- [SOURCE]:

* * * * * * * * *

Il faut donc présenter,  convaincre  les participants du bienfondé  de ce combat.  S’ils ne sont pas combattus, ils finissent par impacter jusqu’aux trésoreries  des opérateurs économiques  qui vendent comptant.

L’autre spécificité de cet événement  relève de son caractère pratique.  Les travaux s’appuient sur  des  politiques  de lutte et des actions qui ont fait leurs  preuves ailleurs. C’est  ce qui confère sa  dimension internationale  à l’événement. Les participants  pourront s’inspirer des expériences  américaines, européennes, pour adopter des politiques  adaptées  à leurs environnements  économiques  respectifs.

Quel est l’ampleur du fléau des impayés pour les entreprises camerounaises ? 

Les  seuls  chiffres  sur lesquels  tous les « violons » sont accordés  sont ceux de la  dette des entreprises  publiques  ou à capitaux publics, qui est de l’ordre de 2600 milliards de FCFA.

Faute de mécanismes de suivi  et d’études  fiables,  on ne peut aujourd’hui produire des données  chiffrées sur le crédit inter-entreprises  qui est tout aussi  colossal.

Et, c’est aussi  cela  l’un des objectifs de cet événement, qui est de doter nos pays d’instruments de suivi et de lutte contre les  retards de paiement.

Mais  globalement, l’ampleur du fléau  est dévastatrice pour nos économies  car, c’est toute la chaîne d’activités, depuis la négociation du contrat commercial  jusqu’au  système  judiciaire, qui est  sujette à questions.

Il convient surtout de préciser  que le mal ne se retrouve pas toujours et uniquement là où l’on le recherche. Il est vrai que nos Etats n’ont pas, en partenariat avec le leadership économique, défini des politiques  globales  et sectorielles  de lutte contre les retards de paiement. Il est aussi vrai que les codes éthiques  définis  dans  les  entreprises  effleurent parfois  la question  et, les personnes  chargées  de leur suivi sont  très  peu regardantes  sur le  respect des  délais  de paiement. Il est tout aussi  vrai que nos systèmes judiciaires, avec des  procédures  trop longues et coûteuses, des décisions qui ne sont pas toujours appliquées, entretiennent plutôt la culture des  retards  de paiement. Mais les créanciers  en portent, eux aussi, une lourde responsabilité. La vacuité  des  contrats, la  mauvaise  organisation  des services de livraison  et de  facturation, ainsi  que l’absence  des  services de recouvrement ou leur mauvaise  structuration, sont la cause de plusieurs cas de retards.

Comment peut-on repérer un client « mauvais payeur » ?

* * * * * * * * *

- [DONNÉES FOURNIES]:
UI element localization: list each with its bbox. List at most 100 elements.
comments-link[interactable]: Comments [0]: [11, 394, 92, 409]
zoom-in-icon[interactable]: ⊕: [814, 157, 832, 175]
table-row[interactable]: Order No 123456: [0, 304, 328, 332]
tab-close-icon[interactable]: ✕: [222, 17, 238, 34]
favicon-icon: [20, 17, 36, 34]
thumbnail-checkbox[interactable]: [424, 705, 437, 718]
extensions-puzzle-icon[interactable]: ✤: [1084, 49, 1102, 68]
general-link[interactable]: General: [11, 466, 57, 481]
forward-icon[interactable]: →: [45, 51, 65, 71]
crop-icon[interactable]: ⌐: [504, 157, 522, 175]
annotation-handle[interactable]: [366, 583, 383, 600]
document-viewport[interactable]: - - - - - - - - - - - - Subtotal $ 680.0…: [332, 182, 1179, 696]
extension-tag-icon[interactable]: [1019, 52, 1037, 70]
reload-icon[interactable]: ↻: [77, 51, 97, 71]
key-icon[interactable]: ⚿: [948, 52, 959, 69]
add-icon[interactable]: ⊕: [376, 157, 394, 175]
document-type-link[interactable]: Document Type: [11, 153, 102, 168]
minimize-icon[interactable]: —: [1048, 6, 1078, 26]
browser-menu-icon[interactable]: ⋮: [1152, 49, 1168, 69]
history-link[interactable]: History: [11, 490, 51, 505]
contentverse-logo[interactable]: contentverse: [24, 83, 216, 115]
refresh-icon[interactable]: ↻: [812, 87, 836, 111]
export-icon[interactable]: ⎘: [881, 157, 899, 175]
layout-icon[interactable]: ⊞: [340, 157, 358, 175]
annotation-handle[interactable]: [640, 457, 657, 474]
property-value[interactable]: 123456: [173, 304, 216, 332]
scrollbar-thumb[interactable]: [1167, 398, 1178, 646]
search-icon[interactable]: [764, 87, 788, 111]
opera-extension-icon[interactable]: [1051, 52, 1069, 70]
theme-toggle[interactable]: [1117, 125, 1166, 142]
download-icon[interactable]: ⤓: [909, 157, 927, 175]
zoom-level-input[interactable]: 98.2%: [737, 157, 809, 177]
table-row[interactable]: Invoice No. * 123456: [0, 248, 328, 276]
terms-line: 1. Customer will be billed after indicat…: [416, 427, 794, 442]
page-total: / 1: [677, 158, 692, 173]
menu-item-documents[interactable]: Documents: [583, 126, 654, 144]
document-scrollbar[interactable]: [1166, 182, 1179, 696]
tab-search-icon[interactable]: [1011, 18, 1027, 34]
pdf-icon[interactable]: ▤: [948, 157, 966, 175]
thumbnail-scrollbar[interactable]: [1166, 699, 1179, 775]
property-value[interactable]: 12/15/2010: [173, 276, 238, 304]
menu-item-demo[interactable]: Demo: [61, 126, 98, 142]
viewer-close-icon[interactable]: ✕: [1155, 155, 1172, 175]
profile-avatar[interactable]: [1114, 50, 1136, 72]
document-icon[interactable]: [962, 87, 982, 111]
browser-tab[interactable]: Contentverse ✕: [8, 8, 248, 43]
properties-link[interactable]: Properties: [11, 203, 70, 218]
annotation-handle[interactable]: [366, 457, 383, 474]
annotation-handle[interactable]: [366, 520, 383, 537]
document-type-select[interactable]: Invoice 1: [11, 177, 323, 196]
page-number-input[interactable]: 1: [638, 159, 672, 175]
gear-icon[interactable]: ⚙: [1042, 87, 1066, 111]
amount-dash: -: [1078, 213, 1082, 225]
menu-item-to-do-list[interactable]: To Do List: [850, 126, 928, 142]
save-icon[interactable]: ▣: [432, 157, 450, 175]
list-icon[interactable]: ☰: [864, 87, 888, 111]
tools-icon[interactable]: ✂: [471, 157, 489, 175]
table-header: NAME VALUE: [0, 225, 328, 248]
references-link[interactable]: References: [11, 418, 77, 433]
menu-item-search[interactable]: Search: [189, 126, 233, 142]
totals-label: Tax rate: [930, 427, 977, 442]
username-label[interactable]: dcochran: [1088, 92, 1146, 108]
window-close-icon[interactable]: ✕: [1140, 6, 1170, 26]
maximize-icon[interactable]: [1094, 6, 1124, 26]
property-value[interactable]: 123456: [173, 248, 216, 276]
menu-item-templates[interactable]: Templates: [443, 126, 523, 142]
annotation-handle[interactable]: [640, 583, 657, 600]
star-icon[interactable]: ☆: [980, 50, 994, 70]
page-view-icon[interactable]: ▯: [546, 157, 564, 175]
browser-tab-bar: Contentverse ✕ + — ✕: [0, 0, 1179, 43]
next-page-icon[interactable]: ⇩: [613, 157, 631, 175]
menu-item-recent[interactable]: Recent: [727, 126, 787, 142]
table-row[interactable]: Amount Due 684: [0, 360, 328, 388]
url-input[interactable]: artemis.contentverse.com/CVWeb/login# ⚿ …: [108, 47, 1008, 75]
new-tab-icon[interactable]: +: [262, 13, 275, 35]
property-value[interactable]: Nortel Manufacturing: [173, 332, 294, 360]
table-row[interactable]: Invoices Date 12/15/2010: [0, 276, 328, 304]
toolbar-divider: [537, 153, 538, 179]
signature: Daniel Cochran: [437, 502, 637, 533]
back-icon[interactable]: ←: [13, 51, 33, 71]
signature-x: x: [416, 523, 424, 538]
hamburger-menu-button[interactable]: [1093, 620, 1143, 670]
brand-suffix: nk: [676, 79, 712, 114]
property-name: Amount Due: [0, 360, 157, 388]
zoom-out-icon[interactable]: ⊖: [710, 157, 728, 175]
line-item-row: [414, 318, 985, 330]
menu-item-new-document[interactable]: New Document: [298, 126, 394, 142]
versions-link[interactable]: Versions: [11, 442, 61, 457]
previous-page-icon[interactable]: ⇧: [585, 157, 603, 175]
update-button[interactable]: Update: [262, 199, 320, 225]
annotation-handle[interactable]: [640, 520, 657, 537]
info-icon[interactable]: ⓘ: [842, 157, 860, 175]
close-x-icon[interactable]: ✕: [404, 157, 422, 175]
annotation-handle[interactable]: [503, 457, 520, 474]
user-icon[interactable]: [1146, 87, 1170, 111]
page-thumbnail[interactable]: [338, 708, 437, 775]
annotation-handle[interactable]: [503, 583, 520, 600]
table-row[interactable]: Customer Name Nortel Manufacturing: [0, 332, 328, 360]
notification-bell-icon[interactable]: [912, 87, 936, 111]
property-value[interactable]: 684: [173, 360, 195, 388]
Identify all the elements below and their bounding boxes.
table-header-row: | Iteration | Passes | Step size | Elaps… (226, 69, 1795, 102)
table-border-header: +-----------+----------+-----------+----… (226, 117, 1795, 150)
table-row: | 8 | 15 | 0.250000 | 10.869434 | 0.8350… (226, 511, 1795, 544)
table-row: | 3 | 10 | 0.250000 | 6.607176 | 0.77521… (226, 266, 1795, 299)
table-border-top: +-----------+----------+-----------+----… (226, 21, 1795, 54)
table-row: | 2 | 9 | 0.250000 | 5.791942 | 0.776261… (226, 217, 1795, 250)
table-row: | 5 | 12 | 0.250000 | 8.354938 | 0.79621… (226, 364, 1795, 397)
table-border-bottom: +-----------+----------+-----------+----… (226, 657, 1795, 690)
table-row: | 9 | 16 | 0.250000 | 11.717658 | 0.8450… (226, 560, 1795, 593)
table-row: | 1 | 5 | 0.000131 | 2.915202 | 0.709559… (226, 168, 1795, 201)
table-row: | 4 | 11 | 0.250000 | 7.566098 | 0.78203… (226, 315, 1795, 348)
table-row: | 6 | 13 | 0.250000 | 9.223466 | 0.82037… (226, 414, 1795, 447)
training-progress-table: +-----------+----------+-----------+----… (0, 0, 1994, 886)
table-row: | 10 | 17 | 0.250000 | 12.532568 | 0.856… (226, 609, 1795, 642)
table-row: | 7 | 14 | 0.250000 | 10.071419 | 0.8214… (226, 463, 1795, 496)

* * * * * * * * *

- [CONSIGNE DONNÉE]: Poursuivez, s'il vous plaît, le texte sur les retards de paiement à partir de sa dernière phrase.

- [RÉSULTAT DE L'EXERCICE]:
Dans  un environnement économique  où, les retards de paiement, au lieu d’être l’exception, sont devenus  la  règle, il est difficile  de dire ce qui caractérise le mauvais  payeur. Et, le détecter, c’est la tache la  plus  aisée  car, exceptées quelques  entreprises, c’est le client lambda; même si chacun ne trouve le mauvais payeur qu’en l’autre.

Quels outils et conseils donnerez-vous aux entreprises qui seront présentes pour lutter contre les retards de paiement ?

Tout commence lors de la négociation du contrat commercial  qui doit clairement préciser quels sont les  délais  de paiement et les  pénalités  en cas de retard. Le fournisseur doit aussi structurer ses  services  de manière à éviter des erreurs de livraison  ou de facturation. Il doit en outre disposer d’une unité de recouvrement  qui pourra, en fonction des  clauses  contractuelles et des discussions avec les  clients  respectifs, définir son plan d’action. Il peut aussi choisir de confier, partiellement ou globalement, son recouvrement à un professionnel.

Toutefois, ces actions n’obtiendront pleins  résultats que si elles  sont soutenues  par une politique  de lutte volontariste  qui ne peut qu’être définie  et garantie  par l’Etat.

Quelles sont vos  attentes pour cette 1ère Conférence Internationale sur les Délais et Retards de Paiement ?

Afin d’aider nos entreprises  à devenir compétitives et nos économies  à connaître une croissance soutenue, le but de cet événement, c’est d’inciter  les  Etats et les  opérateurs économiques  à engager la lutte contre les  retards de paiement qui, pour être efficace, nécessite  une  volonté politique  pas affichée, mais  affirmée.

Et, en l’engageant véritablement, certains pays africains pourraient voir leur croissance économique s’améliorer d’environ 2% à moyen terme.